§ **Written problem**
Your task is to extract every line from the material below exactly.

-- Task material start --

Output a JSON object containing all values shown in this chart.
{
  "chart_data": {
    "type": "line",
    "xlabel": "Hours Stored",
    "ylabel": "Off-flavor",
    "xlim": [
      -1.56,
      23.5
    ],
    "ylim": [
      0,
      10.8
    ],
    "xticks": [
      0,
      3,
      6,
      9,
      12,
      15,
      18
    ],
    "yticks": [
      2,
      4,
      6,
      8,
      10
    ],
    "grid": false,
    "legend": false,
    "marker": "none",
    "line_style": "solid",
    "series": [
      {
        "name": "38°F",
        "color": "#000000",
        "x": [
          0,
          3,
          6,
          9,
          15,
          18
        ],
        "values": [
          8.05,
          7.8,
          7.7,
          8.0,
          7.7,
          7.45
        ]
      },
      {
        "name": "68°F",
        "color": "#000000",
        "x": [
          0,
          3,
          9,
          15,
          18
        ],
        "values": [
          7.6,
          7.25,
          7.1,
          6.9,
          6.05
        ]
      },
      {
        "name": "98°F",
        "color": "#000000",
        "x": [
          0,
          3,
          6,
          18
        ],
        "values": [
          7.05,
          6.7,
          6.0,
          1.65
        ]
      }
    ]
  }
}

-- Task material end --

§ **Right answer**
Output a JSON object containing all values shown in this chart.
{
  "chart_data": {
    "type": "line",
    "xlabel": "Hours Stored",
    "ylabel": "Off-flavor",
    "xlim": [
      -1.56,
      23.5
    ],
    "ylim": [
      0,
      10.8
    ],
    "xticks": [
      0,
      3,
      6,
      9,
      12,
      15,
      18
    ],
    "yticks": [
      2,
      4,
      6,
      8,
      10
    ],
    "grid": false,
    "legend": false,
    "marker": "none",
    "line_style": "solid",
    "series": [
      {
        "name": "38°F",
        "color": "#000000",
        "x": [
          0,
          3,
          6,
          9,
          15,
          18
        ],
        "values": [
          8.05,
          7.8,
          7.7,
          8.0,
          7.7,
          7.45
        ]
      },
      {
        "name": "68°F",
        "color": "#000000",
        "x": [
          0,
          3,
          9,
          15,
          18
        ],
        "values": [
          7.6,
          7.25,
          7.1,
          6.9,
          6.05
        ]
      },
      {
        "name": "98°F",
        "color": "#000000",
        "x": [
          0,
          3,
          6,
          18
        ],
        "values": [
          7.05,
          6.7,
          6.0,
          1.65
        ]
      }
    ]
  }
}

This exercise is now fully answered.